## Stated goal
Please determine how many lines of the material include the word "detached", and respond with nothing but that number.

## Collected data
- - - - - - -

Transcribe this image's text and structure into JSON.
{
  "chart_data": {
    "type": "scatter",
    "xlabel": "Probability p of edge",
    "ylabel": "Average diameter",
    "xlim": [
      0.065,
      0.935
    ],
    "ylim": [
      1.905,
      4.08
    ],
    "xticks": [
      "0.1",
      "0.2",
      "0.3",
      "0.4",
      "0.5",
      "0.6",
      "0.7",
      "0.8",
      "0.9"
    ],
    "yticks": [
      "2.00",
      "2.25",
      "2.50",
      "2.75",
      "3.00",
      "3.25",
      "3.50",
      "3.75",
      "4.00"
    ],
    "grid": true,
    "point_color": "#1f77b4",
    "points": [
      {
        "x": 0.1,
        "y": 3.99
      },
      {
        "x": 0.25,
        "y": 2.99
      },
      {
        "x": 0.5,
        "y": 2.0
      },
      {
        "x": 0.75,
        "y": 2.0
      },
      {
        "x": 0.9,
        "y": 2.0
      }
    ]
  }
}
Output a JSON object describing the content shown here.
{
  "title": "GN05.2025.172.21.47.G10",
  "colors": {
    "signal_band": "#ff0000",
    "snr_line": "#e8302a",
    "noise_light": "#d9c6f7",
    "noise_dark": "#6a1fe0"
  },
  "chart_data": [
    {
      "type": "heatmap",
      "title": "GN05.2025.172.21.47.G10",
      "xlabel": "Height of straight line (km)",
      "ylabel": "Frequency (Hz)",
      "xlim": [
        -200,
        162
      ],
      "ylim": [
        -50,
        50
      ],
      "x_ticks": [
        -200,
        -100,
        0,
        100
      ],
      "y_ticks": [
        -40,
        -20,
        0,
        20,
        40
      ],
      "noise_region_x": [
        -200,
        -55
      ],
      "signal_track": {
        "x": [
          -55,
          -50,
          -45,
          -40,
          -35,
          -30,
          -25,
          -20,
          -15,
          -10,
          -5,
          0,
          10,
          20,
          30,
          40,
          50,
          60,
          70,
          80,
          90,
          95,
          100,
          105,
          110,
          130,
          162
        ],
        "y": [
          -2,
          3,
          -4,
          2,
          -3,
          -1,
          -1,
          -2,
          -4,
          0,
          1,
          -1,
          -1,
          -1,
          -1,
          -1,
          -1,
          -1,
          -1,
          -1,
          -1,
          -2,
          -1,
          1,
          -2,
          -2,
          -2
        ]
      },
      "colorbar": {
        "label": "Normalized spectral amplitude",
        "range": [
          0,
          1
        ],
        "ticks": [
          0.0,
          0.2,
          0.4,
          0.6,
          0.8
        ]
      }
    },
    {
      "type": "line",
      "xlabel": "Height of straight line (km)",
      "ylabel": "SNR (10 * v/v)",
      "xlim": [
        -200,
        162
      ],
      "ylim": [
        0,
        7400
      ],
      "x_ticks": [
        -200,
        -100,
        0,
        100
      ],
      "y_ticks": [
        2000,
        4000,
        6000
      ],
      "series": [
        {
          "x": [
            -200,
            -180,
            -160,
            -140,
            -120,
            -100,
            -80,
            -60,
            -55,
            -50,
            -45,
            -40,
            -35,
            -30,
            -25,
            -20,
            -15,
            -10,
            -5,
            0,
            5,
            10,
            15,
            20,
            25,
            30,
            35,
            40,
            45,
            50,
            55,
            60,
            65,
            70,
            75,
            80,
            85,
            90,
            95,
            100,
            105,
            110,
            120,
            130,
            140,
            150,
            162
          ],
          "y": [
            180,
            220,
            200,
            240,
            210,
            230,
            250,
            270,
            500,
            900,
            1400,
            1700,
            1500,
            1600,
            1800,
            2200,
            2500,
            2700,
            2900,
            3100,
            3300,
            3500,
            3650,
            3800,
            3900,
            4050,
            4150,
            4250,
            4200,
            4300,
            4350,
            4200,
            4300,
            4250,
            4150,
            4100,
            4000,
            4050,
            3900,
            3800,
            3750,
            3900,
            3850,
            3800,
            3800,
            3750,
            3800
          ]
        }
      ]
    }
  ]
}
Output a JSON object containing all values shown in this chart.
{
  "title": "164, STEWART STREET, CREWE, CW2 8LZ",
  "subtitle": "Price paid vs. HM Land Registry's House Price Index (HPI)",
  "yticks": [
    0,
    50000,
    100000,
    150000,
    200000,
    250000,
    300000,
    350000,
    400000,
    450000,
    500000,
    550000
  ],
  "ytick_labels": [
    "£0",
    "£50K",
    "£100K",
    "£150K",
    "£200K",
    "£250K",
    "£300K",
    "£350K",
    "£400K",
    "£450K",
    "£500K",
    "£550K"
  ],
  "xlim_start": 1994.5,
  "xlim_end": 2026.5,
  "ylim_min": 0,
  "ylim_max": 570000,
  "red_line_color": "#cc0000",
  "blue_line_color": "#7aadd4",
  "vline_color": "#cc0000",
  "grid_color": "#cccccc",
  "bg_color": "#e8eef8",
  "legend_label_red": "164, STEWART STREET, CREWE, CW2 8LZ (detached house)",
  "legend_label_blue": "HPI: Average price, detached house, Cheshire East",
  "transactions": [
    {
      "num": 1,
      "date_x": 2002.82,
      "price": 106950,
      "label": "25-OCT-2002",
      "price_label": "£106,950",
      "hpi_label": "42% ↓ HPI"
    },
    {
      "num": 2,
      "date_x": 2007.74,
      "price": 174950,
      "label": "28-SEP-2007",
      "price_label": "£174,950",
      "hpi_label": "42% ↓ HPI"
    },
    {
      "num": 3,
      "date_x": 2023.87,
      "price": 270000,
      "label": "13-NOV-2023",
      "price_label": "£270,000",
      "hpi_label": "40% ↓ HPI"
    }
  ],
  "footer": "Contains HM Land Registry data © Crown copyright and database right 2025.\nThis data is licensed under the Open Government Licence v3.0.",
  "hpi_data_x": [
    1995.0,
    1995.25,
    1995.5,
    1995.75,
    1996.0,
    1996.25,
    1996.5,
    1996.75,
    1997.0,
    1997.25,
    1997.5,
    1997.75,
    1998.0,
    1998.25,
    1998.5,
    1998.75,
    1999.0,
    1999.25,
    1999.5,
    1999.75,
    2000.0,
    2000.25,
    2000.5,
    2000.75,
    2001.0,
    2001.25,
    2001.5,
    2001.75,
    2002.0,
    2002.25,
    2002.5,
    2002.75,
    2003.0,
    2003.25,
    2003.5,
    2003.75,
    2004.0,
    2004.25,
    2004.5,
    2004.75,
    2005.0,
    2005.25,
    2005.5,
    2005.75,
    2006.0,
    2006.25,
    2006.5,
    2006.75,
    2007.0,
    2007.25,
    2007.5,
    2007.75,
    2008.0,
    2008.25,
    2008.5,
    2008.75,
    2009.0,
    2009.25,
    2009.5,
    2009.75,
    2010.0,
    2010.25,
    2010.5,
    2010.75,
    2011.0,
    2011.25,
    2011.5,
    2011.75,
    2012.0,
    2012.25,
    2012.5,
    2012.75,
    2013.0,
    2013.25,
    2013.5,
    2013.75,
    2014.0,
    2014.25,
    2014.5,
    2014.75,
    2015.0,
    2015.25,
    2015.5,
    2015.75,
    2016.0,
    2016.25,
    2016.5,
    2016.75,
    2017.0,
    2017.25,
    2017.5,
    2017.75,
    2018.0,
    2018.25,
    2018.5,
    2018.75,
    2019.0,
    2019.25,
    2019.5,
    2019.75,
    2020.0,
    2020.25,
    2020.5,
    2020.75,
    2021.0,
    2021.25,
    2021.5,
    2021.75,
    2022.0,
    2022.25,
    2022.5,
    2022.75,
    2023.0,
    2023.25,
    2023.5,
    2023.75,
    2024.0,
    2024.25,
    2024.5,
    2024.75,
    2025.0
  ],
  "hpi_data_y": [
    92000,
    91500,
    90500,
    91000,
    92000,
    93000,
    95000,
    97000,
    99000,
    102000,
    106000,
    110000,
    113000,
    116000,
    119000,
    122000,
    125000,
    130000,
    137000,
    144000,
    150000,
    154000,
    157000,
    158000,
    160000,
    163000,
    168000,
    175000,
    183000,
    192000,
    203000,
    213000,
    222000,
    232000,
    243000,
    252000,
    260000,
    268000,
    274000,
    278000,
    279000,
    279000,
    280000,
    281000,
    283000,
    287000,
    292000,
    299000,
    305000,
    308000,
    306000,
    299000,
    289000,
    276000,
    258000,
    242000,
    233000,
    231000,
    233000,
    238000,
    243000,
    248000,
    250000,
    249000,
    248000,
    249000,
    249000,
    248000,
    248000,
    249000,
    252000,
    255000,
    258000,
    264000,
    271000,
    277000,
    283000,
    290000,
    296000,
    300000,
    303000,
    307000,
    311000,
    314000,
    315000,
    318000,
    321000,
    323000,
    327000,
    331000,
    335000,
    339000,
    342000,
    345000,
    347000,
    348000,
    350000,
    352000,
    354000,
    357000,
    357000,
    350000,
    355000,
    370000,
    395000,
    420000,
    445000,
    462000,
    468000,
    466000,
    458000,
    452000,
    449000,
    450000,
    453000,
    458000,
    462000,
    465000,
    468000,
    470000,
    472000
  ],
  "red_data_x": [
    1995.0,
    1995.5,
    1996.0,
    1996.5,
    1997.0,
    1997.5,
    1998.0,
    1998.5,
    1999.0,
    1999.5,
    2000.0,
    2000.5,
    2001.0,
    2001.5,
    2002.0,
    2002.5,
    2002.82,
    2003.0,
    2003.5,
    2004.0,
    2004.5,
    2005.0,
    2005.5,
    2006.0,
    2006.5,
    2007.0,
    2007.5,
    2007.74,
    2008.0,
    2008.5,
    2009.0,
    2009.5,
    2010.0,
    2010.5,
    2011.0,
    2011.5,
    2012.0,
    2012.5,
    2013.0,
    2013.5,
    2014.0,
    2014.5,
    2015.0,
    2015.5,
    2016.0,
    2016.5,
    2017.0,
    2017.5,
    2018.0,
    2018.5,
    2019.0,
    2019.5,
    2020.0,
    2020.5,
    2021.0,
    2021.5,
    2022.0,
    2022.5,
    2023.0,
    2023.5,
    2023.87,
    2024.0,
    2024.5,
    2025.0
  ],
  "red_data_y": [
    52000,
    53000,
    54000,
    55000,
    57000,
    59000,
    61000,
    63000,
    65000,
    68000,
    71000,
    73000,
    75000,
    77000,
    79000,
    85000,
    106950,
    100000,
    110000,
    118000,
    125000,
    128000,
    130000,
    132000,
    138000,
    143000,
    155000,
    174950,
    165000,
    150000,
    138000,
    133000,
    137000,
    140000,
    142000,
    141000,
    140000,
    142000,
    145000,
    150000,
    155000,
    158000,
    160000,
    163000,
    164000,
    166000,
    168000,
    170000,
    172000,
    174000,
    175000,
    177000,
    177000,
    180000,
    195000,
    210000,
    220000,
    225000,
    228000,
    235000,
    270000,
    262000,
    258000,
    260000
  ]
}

- - - - - - -

## Exercise solution
2